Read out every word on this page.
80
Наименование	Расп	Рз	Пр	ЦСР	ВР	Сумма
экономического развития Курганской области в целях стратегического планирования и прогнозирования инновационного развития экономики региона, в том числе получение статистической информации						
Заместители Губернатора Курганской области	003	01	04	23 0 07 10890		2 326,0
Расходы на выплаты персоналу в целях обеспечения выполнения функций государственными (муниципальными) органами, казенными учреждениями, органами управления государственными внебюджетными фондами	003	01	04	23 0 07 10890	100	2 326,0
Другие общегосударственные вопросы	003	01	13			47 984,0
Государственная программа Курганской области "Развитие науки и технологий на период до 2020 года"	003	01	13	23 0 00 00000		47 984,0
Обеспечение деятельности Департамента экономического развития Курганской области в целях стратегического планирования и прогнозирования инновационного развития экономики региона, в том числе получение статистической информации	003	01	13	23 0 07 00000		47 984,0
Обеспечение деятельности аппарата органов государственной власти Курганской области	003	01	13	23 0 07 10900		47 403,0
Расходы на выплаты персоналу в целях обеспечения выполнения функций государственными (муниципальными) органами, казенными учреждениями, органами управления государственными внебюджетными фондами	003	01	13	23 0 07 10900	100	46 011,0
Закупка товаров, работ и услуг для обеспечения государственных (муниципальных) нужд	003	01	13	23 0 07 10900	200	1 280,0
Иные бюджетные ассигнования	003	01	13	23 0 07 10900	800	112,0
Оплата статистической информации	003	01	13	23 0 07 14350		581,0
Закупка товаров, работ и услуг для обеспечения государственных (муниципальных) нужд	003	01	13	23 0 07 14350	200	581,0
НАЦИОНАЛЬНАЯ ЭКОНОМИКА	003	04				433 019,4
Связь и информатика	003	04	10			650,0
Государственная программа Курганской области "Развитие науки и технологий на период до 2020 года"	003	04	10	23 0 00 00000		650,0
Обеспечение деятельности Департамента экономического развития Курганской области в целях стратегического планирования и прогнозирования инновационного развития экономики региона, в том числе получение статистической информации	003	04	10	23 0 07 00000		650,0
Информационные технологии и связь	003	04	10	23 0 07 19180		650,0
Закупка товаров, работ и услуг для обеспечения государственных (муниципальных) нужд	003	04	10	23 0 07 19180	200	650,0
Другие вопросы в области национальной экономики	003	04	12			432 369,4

● WHAT TO PRODUCE: Each of the records should be retyped exactly.

● COMPLETED EXERCISE:
Read out every word on this page.
80
Наименование	Расп	Рз	Пр	ЦСР	ВР	Сумма
экономического развития Курганской области в целях стратегического планирования и прогнозирования инновационного развития экономики региона, в том числе получение статистической информации						
Заместители Губернатора Курганской области	003	01	04	23 0 07 10890		2 326,0
Расходы на выплаты персоналу в целях обеспечения выполнения функций государственными (муниципальными) органами, казенными учреждениями, органами управления государственными внебюджетными фондами	003	01	04	23 0 07 10890	100	2 326,0
Другие общегосударственные вопросы	003	01	13			47 984,0
Государственная программа Курганской области "Развитие науки и технологий на период до 2020 года"	003	01	13	23 0 00 00000		47 984,0
Обеспечение деятельности Департамента экономического развития Курганской области в целях стратегического планирования и прогнозирования инновационного развития экономики региона, в том числе получение статистической информации	003	01	13	23 0 07 00000		47 984,0
Обеспечение деятельности аппарата органов государственной власти Курганской области	003	01	13	23 0 07 10900		47 403,0
Расходы на выплаты персоналу в целях обеспечения выполнения функций государственными (муниципальными) органами, казенными учреждениями, органами управления государственными внебюджетными фондами	003	01	13	23 0 07 10900	100	46 011,0
Закупка товаров, работ и услуг для обеспечения государственных (муниципальных) нужд	003	01	13	23 0 07 10900	200	1 280,0
Иные бюджетные ассигнования	003	01	13	23 0 07 10900	800	112,0
Оплата статистической информации	003	01	13	23 0 07 14350		581,0
Закупка товаров, работ и услуг для обеспечения государственных (муниципальных) нужд	003	01	13	23 0 07 14350	200	581,0
НАЦИОНАЛЬНАЯ ЭКОНОМИКА	003	04				433 019,4
Связь и информатика	003	04	10			650,0
Государственная программа Курганской области "Развитие науки и технологий на период до 2020 года"	003	04	10	23 0 00 00000		650,0
Обеспечение деятельности Департамента экономического развития Курганской области в целях стратегического планирования и прогнозирования инновационного развития экономики региона, в том числе получение статистической информации	003	04	10	23 0 07 00000		650,0
Информационные технологии и связь	003	04	10	23 0 07 19180		650,0
Закупка товаров, работ и услуг для обеспечения государственных (муниципальных) нужд	003	04	10	23 0 07 19180	200	650,0
Другие вопросы в области национальной экономики	003	04	12			432 369,4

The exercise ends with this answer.